-- What you should do --
Take every line from the material that has the word "GUARD" in it.

:::::

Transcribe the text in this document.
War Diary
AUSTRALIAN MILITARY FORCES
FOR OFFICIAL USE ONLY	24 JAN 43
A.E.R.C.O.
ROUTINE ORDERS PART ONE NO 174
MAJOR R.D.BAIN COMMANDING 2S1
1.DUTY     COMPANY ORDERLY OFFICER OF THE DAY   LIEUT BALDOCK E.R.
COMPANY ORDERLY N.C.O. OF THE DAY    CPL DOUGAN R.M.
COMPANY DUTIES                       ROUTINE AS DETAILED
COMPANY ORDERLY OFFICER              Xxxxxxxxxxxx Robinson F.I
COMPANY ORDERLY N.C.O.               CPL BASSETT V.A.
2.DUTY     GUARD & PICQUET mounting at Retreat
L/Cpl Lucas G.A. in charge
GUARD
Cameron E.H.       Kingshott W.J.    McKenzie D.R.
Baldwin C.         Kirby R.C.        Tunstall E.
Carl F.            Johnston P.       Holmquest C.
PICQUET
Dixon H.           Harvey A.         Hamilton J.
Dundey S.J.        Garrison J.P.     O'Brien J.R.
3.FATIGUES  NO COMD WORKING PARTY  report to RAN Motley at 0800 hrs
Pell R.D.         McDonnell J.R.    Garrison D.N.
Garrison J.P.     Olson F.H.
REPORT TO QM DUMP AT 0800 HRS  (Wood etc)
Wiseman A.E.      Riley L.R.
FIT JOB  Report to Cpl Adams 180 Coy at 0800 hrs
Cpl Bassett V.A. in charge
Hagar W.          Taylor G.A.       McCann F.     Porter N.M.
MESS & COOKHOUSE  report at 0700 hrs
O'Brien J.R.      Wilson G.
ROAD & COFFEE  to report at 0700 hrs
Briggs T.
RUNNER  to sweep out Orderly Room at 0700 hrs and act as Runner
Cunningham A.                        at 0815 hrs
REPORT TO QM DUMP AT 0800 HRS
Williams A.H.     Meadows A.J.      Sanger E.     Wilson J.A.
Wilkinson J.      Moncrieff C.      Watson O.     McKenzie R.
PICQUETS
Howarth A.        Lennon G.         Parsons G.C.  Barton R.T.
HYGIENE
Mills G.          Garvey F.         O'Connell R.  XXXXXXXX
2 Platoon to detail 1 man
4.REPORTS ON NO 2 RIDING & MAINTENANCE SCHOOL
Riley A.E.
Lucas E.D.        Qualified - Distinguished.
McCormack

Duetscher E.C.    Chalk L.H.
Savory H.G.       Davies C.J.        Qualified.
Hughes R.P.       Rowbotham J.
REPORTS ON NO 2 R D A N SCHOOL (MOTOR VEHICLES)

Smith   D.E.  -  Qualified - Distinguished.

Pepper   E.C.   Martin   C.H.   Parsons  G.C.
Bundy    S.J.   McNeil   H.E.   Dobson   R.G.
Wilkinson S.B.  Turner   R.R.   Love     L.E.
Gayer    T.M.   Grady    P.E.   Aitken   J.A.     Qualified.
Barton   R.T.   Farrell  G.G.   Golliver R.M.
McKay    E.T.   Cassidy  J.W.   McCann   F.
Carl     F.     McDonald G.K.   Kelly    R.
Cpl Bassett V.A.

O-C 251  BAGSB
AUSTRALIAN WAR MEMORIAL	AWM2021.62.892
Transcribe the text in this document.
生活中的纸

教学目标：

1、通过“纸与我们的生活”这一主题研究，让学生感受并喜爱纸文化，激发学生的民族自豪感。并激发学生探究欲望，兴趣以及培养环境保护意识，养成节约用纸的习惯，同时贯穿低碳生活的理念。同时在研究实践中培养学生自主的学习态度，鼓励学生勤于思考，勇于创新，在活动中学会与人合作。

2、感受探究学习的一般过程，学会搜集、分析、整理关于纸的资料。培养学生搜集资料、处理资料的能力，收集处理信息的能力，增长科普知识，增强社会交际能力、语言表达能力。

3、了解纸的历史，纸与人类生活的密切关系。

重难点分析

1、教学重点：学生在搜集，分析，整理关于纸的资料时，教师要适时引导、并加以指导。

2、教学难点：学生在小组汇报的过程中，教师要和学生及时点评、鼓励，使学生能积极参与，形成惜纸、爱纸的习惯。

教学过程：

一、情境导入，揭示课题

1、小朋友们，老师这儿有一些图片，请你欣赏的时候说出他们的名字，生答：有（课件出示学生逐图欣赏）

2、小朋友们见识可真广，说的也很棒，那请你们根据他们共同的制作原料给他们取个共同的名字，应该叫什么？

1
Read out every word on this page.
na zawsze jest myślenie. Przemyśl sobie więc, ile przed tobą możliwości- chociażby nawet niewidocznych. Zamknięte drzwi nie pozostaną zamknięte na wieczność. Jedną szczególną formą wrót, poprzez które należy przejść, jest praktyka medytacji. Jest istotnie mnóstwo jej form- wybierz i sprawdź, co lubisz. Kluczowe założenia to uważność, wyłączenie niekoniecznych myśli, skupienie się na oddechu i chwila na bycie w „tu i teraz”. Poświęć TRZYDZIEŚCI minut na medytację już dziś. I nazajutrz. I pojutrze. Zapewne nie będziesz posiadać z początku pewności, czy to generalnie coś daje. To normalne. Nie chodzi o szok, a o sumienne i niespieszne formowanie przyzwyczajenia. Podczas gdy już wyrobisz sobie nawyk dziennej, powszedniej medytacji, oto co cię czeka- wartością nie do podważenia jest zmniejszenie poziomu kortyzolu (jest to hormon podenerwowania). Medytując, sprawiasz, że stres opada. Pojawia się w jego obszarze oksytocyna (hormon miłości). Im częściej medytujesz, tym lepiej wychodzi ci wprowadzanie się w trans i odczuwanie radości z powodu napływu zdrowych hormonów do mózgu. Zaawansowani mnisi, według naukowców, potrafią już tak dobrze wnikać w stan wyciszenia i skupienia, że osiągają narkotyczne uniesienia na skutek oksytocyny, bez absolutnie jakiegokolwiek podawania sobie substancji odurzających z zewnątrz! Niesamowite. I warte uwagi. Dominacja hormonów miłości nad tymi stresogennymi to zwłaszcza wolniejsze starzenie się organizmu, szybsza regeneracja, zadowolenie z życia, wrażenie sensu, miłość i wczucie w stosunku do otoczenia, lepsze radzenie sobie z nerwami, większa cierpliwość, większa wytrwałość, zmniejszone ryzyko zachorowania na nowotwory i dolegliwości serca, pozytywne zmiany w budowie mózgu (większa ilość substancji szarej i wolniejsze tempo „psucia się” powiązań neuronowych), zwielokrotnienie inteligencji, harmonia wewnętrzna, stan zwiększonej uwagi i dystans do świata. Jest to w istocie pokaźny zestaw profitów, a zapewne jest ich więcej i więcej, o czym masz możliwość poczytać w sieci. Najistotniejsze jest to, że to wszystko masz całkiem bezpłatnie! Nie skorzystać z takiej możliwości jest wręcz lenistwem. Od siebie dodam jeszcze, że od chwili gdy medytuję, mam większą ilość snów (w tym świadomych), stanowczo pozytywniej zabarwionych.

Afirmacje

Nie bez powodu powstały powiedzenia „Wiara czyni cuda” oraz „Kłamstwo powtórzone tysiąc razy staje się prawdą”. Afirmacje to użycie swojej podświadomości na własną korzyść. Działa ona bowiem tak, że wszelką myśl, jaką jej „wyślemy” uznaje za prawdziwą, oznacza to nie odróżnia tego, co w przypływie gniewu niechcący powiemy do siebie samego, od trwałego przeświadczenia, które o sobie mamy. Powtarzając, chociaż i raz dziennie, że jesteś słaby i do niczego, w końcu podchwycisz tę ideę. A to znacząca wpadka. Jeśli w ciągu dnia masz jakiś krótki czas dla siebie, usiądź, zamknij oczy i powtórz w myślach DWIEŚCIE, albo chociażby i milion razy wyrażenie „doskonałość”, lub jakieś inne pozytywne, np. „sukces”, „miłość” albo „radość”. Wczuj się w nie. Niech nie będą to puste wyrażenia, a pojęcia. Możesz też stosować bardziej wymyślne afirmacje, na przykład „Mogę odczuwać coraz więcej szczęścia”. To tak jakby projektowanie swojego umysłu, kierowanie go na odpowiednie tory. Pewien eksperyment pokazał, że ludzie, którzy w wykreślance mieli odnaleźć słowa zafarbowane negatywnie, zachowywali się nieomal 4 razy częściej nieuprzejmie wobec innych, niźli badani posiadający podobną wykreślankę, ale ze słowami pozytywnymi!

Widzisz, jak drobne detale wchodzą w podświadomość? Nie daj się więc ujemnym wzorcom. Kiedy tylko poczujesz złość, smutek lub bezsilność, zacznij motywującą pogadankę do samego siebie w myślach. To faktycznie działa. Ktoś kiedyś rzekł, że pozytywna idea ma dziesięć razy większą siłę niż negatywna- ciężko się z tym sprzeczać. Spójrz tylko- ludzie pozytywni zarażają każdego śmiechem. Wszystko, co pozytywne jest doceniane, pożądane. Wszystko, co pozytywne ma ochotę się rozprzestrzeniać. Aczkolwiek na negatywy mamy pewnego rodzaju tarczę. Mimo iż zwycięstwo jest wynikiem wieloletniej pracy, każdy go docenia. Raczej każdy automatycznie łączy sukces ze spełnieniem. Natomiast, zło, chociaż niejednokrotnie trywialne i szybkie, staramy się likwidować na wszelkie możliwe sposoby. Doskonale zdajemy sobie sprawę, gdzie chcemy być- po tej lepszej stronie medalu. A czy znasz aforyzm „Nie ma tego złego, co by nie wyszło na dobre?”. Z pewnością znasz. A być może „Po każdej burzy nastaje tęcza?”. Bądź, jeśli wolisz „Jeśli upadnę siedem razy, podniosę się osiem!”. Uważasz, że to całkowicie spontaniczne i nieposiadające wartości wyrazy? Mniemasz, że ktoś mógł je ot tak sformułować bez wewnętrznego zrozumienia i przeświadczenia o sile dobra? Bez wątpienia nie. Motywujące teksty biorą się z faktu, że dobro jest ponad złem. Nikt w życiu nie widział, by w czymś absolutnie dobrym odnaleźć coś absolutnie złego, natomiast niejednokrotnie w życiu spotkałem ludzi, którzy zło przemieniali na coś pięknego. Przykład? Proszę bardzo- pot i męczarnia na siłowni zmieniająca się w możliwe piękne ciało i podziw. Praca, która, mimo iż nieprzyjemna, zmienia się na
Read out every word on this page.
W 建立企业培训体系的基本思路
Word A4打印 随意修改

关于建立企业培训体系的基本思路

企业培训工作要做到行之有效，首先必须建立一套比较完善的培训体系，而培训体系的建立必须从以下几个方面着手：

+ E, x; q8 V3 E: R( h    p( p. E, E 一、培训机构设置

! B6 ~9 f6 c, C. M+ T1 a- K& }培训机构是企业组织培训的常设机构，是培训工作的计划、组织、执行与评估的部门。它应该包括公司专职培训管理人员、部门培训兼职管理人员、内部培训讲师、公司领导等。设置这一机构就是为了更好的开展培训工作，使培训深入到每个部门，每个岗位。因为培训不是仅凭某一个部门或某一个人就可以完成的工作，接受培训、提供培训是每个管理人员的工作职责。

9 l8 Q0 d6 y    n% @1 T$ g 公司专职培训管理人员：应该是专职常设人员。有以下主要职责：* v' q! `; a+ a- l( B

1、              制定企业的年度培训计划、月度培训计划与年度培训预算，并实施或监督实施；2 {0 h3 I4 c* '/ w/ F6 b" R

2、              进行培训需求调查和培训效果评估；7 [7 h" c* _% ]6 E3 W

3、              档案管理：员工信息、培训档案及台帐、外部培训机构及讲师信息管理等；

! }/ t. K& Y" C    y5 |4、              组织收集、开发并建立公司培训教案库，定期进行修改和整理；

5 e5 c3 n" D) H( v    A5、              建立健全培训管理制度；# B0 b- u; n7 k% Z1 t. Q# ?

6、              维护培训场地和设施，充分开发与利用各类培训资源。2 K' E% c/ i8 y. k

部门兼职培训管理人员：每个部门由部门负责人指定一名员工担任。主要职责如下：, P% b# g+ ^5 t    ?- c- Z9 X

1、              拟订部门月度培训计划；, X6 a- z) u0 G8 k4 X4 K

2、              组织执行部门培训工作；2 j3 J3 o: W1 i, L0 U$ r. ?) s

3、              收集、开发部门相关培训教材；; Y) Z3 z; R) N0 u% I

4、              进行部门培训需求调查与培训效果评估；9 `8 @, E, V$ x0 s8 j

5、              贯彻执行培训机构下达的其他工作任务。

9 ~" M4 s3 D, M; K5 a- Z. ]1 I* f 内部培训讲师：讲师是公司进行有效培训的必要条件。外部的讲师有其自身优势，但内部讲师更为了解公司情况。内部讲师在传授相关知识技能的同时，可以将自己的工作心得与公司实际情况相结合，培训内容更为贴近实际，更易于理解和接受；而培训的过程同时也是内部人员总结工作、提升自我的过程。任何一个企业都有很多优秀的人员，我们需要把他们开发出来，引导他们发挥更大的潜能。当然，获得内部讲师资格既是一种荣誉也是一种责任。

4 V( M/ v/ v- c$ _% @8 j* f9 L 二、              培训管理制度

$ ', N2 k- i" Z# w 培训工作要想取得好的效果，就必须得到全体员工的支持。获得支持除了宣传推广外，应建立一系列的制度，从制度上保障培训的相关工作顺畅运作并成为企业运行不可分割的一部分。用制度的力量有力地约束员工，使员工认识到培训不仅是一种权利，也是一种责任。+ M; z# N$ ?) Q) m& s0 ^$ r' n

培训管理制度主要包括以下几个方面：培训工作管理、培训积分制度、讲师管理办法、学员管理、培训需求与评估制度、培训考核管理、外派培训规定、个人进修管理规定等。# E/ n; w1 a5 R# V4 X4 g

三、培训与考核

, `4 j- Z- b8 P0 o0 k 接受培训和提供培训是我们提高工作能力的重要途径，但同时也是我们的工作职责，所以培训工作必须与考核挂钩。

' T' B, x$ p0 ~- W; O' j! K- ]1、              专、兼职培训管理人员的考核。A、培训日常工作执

:::::

-- Solution for this exercise --
2.DUTY     GUARD & PICQUET mounting at Retreat
GUARD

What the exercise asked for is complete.